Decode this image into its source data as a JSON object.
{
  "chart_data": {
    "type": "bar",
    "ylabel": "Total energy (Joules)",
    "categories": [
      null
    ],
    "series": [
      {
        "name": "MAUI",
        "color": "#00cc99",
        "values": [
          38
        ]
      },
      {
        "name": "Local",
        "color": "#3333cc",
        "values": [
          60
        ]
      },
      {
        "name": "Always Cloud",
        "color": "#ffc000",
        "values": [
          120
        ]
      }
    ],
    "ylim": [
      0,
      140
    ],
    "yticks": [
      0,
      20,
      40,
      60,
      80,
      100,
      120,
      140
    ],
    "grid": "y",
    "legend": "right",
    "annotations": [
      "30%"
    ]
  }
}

* * *

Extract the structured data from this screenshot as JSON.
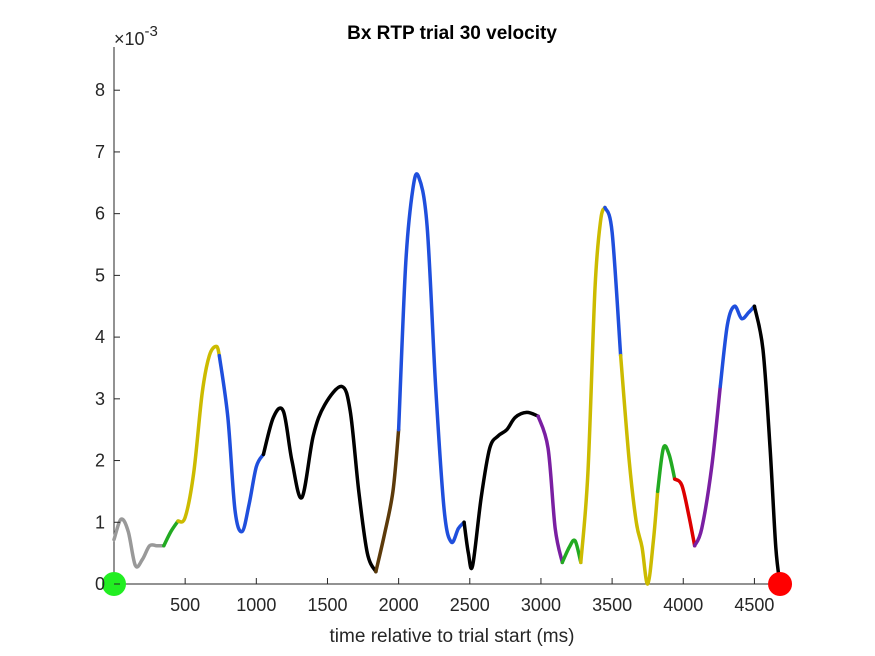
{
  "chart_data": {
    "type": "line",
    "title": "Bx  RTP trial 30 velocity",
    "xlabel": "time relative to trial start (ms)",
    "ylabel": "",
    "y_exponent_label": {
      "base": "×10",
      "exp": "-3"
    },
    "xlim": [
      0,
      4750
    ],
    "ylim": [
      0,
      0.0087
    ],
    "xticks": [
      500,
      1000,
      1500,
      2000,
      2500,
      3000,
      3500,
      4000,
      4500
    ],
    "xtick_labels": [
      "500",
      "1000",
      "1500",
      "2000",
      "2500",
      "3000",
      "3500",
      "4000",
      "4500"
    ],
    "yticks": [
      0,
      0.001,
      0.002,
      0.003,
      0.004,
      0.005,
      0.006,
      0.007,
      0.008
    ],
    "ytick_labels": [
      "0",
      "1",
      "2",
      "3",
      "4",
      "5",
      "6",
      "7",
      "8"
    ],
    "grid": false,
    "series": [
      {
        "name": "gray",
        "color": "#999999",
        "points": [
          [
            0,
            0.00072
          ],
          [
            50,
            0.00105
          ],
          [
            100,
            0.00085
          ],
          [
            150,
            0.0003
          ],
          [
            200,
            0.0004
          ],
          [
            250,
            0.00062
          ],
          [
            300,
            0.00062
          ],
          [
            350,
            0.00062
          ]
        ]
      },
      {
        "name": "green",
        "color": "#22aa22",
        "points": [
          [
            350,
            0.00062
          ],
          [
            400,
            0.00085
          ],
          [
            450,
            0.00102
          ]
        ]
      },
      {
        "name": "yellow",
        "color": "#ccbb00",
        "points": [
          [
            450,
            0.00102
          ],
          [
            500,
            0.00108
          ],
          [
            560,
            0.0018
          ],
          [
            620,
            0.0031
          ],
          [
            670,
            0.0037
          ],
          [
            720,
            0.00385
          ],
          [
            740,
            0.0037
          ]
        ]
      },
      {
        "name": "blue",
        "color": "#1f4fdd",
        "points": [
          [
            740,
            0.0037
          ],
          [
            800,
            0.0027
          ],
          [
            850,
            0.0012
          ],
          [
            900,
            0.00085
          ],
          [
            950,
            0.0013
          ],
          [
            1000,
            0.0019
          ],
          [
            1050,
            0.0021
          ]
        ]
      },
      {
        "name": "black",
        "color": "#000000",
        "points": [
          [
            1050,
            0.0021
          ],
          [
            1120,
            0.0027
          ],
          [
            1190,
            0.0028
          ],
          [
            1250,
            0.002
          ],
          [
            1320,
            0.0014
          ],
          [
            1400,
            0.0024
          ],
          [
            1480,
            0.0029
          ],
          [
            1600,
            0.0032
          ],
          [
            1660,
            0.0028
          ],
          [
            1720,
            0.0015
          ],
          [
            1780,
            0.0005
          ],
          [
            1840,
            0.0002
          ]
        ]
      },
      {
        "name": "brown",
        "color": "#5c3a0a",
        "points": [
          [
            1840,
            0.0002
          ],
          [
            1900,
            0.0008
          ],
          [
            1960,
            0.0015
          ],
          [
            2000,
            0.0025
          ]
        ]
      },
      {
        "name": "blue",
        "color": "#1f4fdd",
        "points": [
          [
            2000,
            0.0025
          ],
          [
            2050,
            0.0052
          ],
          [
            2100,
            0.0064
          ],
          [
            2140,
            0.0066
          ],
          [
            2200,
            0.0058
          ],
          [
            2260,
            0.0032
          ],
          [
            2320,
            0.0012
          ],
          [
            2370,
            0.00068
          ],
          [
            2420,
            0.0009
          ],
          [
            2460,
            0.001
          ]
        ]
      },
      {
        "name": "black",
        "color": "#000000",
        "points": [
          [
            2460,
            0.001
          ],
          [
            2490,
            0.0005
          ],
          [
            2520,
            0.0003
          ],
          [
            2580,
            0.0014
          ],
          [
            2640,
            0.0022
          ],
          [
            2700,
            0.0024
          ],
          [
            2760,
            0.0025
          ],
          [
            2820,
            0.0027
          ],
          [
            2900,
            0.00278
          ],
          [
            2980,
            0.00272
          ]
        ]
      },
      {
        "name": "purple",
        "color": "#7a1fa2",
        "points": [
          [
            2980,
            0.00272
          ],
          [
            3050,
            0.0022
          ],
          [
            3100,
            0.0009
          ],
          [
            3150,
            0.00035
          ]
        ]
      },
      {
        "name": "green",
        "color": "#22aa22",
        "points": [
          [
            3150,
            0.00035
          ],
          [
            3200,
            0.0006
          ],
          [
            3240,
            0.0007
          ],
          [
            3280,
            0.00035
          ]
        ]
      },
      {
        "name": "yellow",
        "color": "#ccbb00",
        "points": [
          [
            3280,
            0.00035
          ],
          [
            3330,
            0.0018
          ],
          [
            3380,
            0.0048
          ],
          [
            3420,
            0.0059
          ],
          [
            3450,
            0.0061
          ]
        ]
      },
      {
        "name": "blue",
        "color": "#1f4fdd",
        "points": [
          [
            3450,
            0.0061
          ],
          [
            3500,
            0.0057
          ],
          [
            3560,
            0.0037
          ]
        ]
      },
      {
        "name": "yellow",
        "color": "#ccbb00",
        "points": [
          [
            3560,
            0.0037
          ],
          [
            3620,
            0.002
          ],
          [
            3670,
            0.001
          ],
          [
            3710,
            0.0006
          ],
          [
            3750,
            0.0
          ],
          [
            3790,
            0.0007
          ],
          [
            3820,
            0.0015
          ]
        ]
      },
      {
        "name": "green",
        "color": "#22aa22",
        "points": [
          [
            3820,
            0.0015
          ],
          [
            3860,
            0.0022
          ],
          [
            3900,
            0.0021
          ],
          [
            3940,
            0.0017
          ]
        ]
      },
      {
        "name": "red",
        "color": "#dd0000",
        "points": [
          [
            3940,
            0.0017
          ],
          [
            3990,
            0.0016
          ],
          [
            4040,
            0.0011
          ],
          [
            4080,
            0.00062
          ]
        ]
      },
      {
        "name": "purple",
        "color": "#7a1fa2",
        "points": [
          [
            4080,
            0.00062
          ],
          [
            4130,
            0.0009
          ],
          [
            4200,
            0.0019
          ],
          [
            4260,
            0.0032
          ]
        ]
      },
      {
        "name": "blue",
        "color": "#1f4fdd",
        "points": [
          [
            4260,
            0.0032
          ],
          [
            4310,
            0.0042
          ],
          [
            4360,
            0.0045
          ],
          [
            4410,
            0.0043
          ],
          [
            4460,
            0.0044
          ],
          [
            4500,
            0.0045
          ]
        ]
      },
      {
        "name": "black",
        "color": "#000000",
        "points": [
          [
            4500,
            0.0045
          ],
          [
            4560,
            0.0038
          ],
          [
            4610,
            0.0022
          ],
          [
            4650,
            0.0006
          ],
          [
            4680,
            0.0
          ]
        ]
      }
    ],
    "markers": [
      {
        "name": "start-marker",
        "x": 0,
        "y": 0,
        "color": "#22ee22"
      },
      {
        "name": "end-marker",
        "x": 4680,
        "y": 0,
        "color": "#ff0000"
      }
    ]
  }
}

==

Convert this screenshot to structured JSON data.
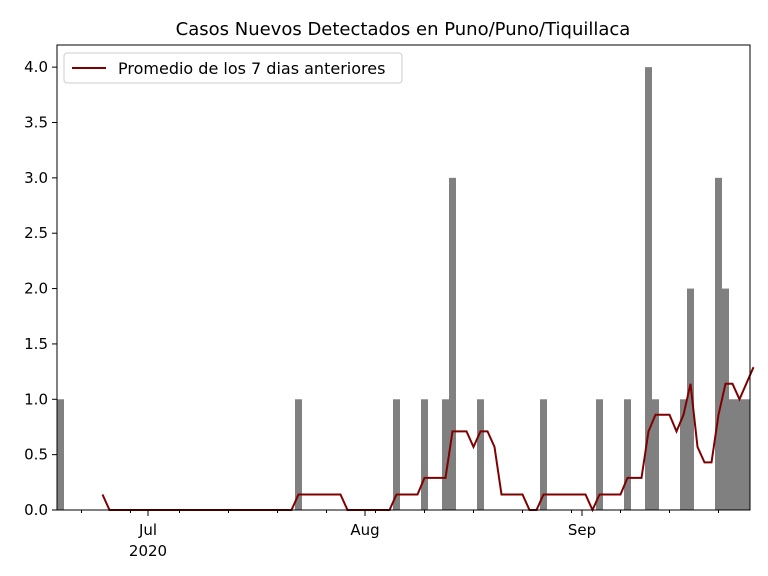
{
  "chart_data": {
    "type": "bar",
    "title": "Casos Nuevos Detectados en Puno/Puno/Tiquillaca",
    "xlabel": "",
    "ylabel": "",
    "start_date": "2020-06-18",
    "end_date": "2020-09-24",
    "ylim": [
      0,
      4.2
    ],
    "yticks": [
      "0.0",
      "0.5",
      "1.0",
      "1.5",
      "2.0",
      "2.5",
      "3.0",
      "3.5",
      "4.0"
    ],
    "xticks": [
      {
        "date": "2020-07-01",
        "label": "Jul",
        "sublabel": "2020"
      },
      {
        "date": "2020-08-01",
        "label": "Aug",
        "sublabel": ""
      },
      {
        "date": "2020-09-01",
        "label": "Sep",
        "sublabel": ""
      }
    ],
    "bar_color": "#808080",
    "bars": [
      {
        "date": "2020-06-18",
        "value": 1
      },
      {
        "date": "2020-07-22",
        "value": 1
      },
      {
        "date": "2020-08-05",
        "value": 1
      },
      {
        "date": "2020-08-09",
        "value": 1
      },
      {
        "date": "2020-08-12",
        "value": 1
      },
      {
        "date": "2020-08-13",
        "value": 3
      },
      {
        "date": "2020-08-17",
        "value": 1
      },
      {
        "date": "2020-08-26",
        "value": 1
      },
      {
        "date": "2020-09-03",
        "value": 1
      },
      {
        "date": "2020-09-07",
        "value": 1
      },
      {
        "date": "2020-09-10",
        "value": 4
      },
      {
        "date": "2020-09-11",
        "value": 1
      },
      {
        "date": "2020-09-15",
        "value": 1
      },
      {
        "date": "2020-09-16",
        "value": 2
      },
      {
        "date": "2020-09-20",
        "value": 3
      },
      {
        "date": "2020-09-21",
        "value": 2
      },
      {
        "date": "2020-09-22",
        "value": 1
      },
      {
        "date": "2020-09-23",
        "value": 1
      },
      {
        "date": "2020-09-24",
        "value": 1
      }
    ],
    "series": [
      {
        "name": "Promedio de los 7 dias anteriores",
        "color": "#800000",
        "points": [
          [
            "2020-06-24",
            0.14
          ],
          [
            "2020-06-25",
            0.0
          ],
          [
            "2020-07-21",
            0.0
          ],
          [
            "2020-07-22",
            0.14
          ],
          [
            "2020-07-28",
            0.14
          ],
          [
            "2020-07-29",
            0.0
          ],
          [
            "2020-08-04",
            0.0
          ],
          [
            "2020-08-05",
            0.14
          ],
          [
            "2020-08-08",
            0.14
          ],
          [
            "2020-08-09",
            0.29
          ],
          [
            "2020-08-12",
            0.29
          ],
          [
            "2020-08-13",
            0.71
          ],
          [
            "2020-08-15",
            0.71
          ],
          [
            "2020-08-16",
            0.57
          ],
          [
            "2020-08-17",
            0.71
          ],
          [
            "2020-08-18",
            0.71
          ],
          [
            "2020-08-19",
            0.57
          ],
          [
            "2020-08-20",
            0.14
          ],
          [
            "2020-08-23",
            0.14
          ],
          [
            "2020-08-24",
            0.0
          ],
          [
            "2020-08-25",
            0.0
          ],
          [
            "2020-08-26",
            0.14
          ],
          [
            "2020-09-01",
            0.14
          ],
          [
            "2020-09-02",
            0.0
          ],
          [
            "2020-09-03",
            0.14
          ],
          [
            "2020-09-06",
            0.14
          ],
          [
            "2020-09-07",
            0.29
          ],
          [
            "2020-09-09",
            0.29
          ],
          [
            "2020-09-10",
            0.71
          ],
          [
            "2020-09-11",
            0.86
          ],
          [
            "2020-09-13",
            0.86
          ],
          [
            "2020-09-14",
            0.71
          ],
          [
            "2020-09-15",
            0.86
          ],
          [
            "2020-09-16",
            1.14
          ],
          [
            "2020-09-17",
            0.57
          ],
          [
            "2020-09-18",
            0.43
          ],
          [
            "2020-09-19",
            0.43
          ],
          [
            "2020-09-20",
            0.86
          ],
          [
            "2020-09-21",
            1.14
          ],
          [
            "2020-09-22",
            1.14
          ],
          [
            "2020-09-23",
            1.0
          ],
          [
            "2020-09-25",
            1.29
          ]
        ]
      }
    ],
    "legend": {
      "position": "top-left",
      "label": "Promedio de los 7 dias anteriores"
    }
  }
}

Work to complete:
Scan the data above; copy every line where "trial" appears.

Right answer:
    "title": "Bx  RTP trial 30 velocity",
    "xlabel": "time relative to trial start (ms)",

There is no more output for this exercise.